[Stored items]
###

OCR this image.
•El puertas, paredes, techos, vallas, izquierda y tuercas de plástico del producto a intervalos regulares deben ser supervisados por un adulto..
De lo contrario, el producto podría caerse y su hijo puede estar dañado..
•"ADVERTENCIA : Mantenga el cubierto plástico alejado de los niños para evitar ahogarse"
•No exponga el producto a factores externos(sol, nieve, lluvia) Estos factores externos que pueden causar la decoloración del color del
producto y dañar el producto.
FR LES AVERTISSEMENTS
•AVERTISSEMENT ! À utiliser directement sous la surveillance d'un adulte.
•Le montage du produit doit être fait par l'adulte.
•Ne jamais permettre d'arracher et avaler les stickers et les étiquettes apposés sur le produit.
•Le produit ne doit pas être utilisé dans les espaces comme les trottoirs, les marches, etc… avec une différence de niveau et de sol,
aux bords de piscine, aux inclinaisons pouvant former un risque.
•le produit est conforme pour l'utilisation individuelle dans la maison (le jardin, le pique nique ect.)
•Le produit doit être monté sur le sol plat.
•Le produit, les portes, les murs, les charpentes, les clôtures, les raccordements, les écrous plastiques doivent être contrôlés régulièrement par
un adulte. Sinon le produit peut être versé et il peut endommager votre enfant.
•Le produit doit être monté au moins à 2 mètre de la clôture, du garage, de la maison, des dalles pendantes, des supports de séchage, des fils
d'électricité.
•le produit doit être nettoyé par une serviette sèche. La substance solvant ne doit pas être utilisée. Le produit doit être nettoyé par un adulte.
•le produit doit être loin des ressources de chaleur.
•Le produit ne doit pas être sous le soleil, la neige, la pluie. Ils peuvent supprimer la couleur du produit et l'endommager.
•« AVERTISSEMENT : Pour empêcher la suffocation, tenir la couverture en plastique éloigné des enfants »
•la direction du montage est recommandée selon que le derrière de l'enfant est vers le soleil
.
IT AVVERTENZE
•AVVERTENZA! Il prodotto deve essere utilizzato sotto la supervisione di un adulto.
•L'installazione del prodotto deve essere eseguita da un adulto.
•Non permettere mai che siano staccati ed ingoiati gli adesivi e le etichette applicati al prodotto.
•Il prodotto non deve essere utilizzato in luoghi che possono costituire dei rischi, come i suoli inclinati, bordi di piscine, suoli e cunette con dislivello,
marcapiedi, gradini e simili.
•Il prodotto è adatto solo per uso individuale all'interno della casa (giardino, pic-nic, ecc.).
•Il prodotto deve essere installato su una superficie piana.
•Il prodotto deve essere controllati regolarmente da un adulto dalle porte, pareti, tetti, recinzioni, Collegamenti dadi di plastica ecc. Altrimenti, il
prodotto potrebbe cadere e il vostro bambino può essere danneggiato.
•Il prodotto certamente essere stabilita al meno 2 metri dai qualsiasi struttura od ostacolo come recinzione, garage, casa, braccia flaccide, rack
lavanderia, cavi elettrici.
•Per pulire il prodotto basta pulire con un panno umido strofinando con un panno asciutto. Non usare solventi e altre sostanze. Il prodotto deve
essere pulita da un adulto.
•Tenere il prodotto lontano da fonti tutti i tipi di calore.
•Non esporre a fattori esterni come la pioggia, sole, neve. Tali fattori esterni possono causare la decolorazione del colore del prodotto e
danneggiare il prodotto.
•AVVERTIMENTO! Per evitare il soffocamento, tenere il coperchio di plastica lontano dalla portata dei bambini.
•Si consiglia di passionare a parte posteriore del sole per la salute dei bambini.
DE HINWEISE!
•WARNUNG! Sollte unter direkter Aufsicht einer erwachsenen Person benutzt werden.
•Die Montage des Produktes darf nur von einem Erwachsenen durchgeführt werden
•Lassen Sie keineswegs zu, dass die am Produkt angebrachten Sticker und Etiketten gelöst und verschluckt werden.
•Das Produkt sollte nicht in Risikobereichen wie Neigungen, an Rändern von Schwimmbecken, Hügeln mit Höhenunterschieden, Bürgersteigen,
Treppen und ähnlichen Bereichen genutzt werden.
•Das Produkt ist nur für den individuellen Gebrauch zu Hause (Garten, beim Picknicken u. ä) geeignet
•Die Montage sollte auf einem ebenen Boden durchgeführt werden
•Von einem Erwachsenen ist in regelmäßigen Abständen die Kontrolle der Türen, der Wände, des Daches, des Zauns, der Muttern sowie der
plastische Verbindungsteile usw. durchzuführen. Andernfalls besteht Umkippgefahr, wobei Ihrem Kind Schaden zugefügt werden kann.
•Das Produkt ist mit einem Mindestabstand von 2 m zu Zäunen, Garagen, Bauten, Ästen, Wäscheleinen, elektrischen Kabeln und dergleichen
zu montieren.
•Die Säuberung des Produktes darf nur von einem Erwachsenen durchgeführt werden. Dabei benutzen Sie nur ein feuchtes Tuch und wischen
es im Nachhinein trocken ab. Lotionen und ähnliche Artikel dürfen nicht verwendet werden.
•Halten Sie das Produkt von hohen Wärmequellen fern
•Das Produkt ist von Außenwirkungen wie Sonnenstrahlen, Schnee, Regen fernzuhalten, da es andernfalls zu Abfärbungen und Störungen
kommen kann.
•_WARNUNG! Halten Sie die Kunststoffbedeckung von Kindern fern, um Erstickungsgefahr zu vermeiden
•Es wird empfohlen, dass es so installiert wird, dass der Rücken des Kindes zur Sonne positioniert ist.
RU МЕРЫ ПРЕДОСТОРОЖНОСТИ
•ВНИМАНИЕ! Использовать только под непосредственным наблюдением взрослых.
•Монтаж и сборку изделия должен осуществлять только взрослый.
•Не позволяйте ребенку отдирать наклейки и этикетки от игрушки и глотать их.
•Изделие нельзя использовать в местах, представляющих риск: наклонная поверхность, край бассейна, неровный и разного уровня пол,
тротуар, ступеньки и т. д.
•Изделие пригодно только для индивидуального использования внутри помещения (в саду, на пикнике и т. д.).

###

▸ **OBJECTIVE**
All of the lines above must be returned exactly.

▸ **COMPLETED TASK**
OCR this image.
•El puertas, paredes, techos, vallas, izquierda y tuercas de plástico del producto a intervalos regulares deben ser supervisados por un adulto..
De lo contrario, el producto podría caerse y su hijo puede estar dañado..
•"ADVERTENCIA : Mantenga el cubierto plástico alejado de los niños para evitar ahogarse"
•No exponga el producto a factores externos(sol, nieve, lluvia) Estos factores externos que pueden causar la decoloración del color del
producto y dañar el producto.
FR LES AVERTISSEMENTS
•AVERTISSEMENT ! À utiliser directement sous la surveillance d'un adulte.
•Le montage du produit doit être fait par l'adulte.
•Ne jamais permettre d'arracher et avaler les stickers et les étiquettes apposés sur le produit.
•Le produit ne doit pas être utilisé dans les espaces comme les trottoirs, les marches, etc… avec une différence de niveau et de sol,
aux bords de piscine, aux inclinaisons pouvant former un risque.
•le produit est conforme pour l'utilisation individuelle dans la maison (le jardin, le pique nique ect.)
•Le produit doit être monté sur le sol plat.
•Le produit, les portes, les murs, les charpentes, les clôtures, les raccordements, les écrous plastiques doivent être contrôlés régulièrement par
un adulte. Sinon le produit peut être versé et il peut endommager votre enfant.
•Le produit doit être monté au moins à 2 mètre de la clôture, du garage, de la maison, des dalles pendantes, des supports de séchage, des fils
d'électricité.
•le produit doit être nettoyé par une serviette sèche. La substance solvant ne doit pas être utilisée. Le produit doit être nettoyé par un adulte.
•le produit doit être loin des ressources de chaleur.
•Le produit ne doit pas être sous le soleil, la neige, la pluie. Ils peuvent supprimer la couleur du produit et l'endommager.
•« AVERTISSEMENT : Pour empêcher la suffocation, tenir la couverture en plastique éloigné des enfants »
•la direction du montage est recommandée selon que le derrière de l'enfant est vers le soleil
.
IT AVVERTENZE
•AVVERTENZA! Il prodotto deve essere utilizzato sotto la supervisione di un adulto.
•L'installazione del prodotto deve essere eseguita da un adulto.
•Non permettere mai che siano staccati ed ingoiati gli adesivi e le etichette applicati al prodotto.
•Il prodotto non deve essere utilizzato in luoghi che possono costituire dei rischi, come i suoli inclinati, bordi di piscine, suoli e cunette con dislivello,
marcapiedi, gradini e simili.
•Il prodotto è adatto solo per uso individuale all'interno della casa (giardino, pic-nic, ecc.).
•Il prodotto deve essere installato su una superficie piana.
•Il prodotto deve essere controllati regolarmente da un adulto dalle porte, pareti, tetti, recinzioni, Collegamenti dadi di plastica ecc. Altrimenti, il
prodotto potrebbe cadere e il vostro bambino può essere danneggiato.
•Il prodotto certamente essere stabilita al meno 2 metri dai qualsiasi struttura od ostacolo come recinzione, garage, casa, braccia flaccide, rack
lavanderia, cavi elettrici.
•Per pulire il prodotto basta pulire con un panno umido strofinando con un panno asciutto. Non usare solventi e altre sostanze. Il prodotto deve
essere pulita da un adulto.
•Tenere il prodotto lontano da fonti tutti i tipi di calore.
•Non esporre a fattori esterni come la pioggia, sole, neve. Tali fattori esterni possono causare la decolorazione del colore del prodotto e
danneggiare il prodotto.
•AVVERTIMENTO! Per evitare il soffocamento, tenere il coperchio di plastica lontano dalla portata dei bambini.
•Si consiglia di passionare a parte posteriore del sole per la salute dei bambini.
DE HINWEISE!
•WARNUNG! Sollte unter direkter Aufsicht einer erwachsenen Person benutzt werden.
•Die Montage des Produktes darf nur von einem Erwachsenen durchgeführt werden
•Lassen Sie keineswegs zu, dass die am Produkt angebrachten Sticker und Etiketten gelöst und verschluckt werden.
•Das Produkt sollte nicht in Risikobereichen wie Neigungen, an Rändern von Schwimmbecken, Hügeln mit Höhenunterschieden, Bürgersteigen,
Treppen und ähnlichen Bereichen genutzt werden.
•Das Produkt ist nur für den individuellen Gebrauch zu Hause (Garten, beim Picknicken u. ä) geeignet
•Die Montage sollte auf einem ebenen Boden durchgeführt werden
•Von einem Erwachsenen ist in regelmäßigen Abständen die Kontrolle der Türen, der Wände, des Daches, des Zauns, der Muttern sowie der
plastische Verbindungsteile usw. durchzuführen. Andernfalls besteht Umkippgefahr, wobei Ihrem Kind Schaden zugefügt werden kann.
•Das Produkt ist mit einem Mindestabstand von 2 m zu Zäunen, Garagen, Bauten, Ästen, Wäscheleinen, elektrischen Kabeln und dergleichen
zu montieren.
•Die Säuberung des Produktes darf nur von einem Erwachsenen durchgeführt werden. Dabei benutzen Sie nur ein feuchtes Tuch und wischen
es im Nachhinein trocken ab. Lotionen und ähnliche Artikel dürfen nicht verwendet werden.
•Halten Sie das Produkt von hohen Wärmequellen fern
•Das Produkt ist von Außenwirkungen wie Sonnenstrahlen, Schnee, Regen fernzuhalten, da es andernfalls zu Abfärbungen und Störungen
kommen kann.
•_WARNUNG! Halten Sie die Kunststoffbedeckung von Kindern fern, um Erstickungsgefahr zu vermeiden
•Es wird empfohlen, dass es so installiert wird, dass der Rücken des Kindes zur Sonne positioniert ist.
RU МЕРЫ ПРЕДОСТОРОЖНОСТИ
•ВНИМАНИЕ! Использовать только под непосредственным наблюдением взрослых.
•Монтаж и сборку изделия должен осуществлять только взрослый.
•Не позволяйте ребенку отдирать наклейки и этикетки от игрушки и глотать их.
•Изделие нельзя использовать в местах, представляющих риск: наклонная поверхность, край бассейна, неровный и разного уровня пол,
тротуар, ступеньки и т. д.
•Изделие пригодно только для индивидуального использования внутри помещения (в саду, на пикнике и т. д.).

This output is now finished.